*Task instructions:* Could you reproduce every one of the records below without changing a single character?

** start of Data listing **

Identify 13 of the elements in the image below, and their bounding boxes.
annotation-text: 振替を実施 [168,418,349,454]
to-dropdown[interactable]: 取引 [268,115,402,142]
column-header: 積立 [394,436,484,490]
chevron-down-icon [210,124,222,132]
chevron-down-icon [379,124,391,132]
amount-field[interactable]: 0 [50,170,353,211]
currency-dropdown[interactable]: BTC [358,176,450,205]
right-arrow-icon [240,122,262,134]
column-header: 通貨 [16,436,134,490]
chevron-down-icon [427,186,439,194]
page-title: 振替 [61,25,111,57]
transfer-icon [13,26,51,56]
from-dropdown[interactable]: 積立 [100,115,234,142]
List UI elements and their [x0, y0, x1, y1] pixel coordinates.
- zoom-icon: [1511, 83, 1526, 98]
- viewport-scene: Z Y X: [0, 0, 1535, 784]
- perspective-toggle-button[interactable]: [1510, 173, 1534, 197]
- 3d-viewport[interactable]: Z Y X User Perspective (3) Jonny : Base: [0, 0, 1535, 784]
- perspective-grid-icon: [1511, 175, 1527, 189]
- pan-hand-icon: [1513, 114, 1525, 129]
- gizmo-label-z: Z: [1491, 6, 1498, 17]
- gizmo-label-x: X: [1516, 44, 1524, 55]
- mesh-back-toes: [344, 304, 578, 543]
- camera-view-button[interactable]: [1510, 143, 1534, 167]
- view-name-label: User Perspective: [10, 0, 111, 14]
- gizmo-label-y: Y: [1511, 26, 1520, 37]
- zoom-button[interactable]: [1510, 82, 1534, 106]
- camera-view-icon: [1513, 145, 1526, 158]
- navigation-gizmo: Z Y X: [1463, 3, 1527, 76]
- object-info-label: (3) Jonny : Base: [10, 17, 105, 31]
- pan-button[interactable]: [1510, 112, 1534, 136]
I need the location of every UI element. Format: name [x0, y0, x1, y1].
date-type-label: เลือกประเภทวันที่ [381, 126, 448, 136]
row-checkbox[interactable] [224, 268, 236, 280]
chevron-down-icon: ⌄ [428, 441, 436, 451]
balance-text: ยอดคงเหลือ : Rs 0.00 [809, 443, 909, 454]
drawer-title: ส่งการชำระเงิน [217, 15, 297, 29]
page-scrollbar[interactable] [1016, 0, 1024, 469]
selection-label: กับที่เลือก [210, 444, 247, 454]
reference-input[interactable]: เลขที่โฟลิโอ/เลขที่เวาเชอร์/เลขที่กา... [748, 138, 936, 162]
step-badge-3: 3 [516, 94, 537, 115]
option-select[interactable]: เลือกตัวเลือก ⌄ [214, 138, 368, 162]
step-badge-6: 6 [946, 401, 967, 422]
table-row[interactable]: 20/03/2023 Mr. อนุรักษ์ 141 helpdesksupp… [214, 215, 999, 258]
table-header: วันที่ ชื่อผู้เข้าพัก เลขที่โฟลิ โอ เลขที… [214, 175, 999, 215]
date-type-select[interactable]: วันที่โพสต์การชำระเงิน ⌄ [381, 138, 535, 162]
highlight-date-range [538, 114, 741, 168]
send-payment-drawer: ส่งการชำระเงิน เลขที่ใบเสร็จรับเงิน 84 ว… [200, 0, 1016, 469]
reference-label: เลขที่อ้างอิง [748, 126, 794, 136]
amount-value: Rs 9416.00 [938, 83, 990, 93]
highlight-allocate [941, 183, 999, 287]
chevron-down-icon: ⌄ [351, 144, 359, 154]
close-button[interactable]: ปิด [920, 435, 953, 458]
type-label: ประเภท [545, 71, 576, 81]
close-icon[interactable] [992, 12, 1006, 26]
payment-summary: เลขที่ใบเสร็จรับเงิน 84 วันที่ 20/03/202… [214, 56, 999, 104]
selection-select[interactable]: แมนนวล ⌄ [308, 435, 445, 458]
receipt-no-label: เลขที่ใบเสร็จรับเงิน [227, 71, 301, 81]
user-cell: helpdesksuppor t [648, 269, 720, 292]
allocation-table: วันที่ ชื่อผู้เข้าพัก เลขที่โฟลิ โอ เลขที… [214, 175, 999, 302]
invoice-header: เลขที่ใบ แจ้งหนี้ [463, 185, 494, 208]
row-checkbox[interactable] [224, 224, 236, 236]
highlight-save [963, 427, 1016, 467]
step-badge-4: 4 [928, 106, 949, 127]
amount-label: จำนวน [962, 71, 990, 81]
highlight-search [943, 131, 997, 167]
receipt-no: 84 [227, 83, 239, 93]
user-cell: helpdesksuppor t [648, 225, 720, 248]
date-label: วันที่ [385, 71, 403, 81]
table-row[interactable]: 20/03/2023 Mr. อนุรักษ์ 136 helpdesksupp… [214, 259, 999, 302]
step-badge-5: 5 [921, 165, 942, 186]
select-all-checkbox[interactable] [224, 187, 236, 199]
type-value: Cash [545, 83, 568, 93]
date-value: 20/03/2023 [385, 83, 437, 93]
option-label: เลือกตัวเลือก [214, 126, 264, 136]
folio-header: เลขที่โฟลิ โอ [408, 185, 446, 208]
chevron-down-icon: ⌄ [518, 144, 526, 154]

** end of Data listing **

*Exercise result:*
Identify 13 of the elements in the image below, and their bounding boxes.
annotation-text: 振替を実施 [168,418,349,454]
to-dropdown[interactable]: 取引 [268,115,402,142]
column-header: 積立 [394,436,484,490]
chevron-down-icon [210,124,222,132]
chevron-down-icon [379,124,391,132]
amount-field[interactable]: 0 [50,170,353,211]
currency-dropdown[interactable]: BTC [358,176,450,205]
right-arrow-icon [240,122,262,134]
column-header: 通貨 [16,436,134,490]
chevron-down-icon [427,186,439,194]
page-title: 振替 [61,25,111,57]
transfer-icon [13,26,51,56]
from-dropdown[interactable]: 積立 [100,115,234,142]
List UI elements and their [x0, y0, x1, y1] pixel coordinates.
- zoom-icon: [1511, 83, 1526, 98]
- viewport-scene: Z Y X: [0, 0, 1535, 784]
- perspective-toggle-button[interactable]: [1510, 173, 1534, 197]
- 3d-viewport[interactable]: Z Y X User Perspective (3) Jonny : Base: [0, 0, 1535, 784]
- perspective-grid-icon: [1511, 175, 1527, 189]
- pan-hand-icon: [1513, 114, 1525, 129]
- gizmo-label-z: Z: [1491, 6, 1498, 17]
- gizmo-label-x: X: [1516, 44, 1524, 55]
- mesh-back-toes: [344, 304, 578, 543]
- camera-view-button[interactable]: [1510, 143, 1534, 167]
- view-name-label: User Perspective: [10, 0, 111, 14]
- gizmo-label-y: Y: [1511, 26, 1520, 37]
- zoom-button[interactable]: [1510, 82, 1534, 106]
- camera-view-icon: [1513, 145, 1526, 158]
- navigation-gizmo: Z Y X: [1463, 3, 1527, 76]
- object-info-label: (3) Jonny : Base: [10, 17, 105, 31]
- pan-button[interactable]: [1510, 112, 1534, 136]
I need the location of every UI element. Format: name [x0, y0, x1, y1].
date-type-label: เลือกประเภทวันที่ [381, 126, 448, 136]
row-checkbox[interactable] [224, 268, 236, 280]
chevron-down-icon: ⌄ [428, 441, 436, 451]
balance-text: ยอดคงเหลือ : Rs 0.00 [809, 443, 909, 454]
drawer-title: ส่งการชำระเงิน [217, 15, 297, 29]
page-scrollbar[interactable] [1016, 0, 1024, 469]
selection-label: กับที่เลือก [210, 444, 247, 454]
reference-input[interactable]: เลขที่โฟลิโอ/เลขที่เวาเชอร์/เลขที่กา... [748, 138, 936, 162]
step-badge-3: 3 [516, 94, 537, 115]
option-select[interactable]: เลือกตัวเลือก ⌄ [214, 138, 368, 162]
step-badge-6: 6 [946, 401, 967, 422]
table-row[interactable]: 20/03/2023 Mr. อนุรักษ์ 141 helpdesksupp… [214, 215, 999, 258]
table-header: วันที่ ชื่อผู้เข้าพัก เลขที่โฟลิ โอ เลขที… [214, 175, 999, 215]
date-type-select[interactable]: วันที่โพสต์การชำระเงิน ⌄ [381, 138, 535, 162]
highlight-date-range [538, 114, 741, 168]
send-payment-drawer: ส่งการชำระเงิน เลขที่ใบเสร็จรับเงิน 84 ว… [200, 0, 1016, 469]
reference-label: เลขที่อ้างอิง [748, 126, 794, 136]
amount-value: Rs 9416.00 [938, 83, 990, 93]
highlight-allocate [941, 183, 999, 287]
chevron-down-icon: ⌄ [351, 144, 359, 154]
close-button[interactable]: ปิด [920, 435, 953, 458]
type-label: ประเภท [545, 71, 576, 81]
close-icon[interactable] [992, 12, 1006, 26]
payment-summary: เลขที่ใบเสร็จรับเงิน 84 วันที่ 20/03/202… [214, 56, 999, 104]
selection-select[interactable]: แมนนวล ⌄ [308, 435, 445, 458]
receipt-no-label: เลขที่ใบเสร็จรับเงิน [227, 71, 301, 81]
user-cell: helpdesksuppor t [648, 269, 720, 292]
allocation-table: วันที่ ชื่อผู้เข้าพัก เลขที่โฟลิ โอ เลขที… [214, 175, 999, 302]
invoice-header: เลขที่ใบ แจ้งหนี้ [463, 185, 494, 208]
row-checkbox[interactable] [224, 224, 236, 236]
highlight-save [963, 427, 1016, 467]
step-badge-4: 4 [928, 106, 949, 127]
amount-label: จำนวน [962, 71, 990, 81]
highlight-search [943, 131, 997, 167]
receipt-no: 84 [227, 83, 239, 93]
user-cell: helpdesksuppor t [648, 225, 720, 248]
date-label: วันที่ [385, 71, 403, 81]
table-row[interactable]: 20/03/2023 Mr. อนุรักษ์ 136 helpdesksupp… [214, 259, 999, 302]
step-badge-5: 5 [921, 165, 942, 186]
select-all-checkbox[interactable] [224, 187, 236, 199]
type-value: Cash [545, 83, 568, 93]
date-value: 20/03/2023 [385, 83, 437, 93]
option-label: เลือกตัวเลือก [214, 126, 264, 136]
folio-header: เลขที่โฟลิ โอ [408, 185, 446, 208]
chevron-down-icon: ⌄ [518, 144, 526, 154]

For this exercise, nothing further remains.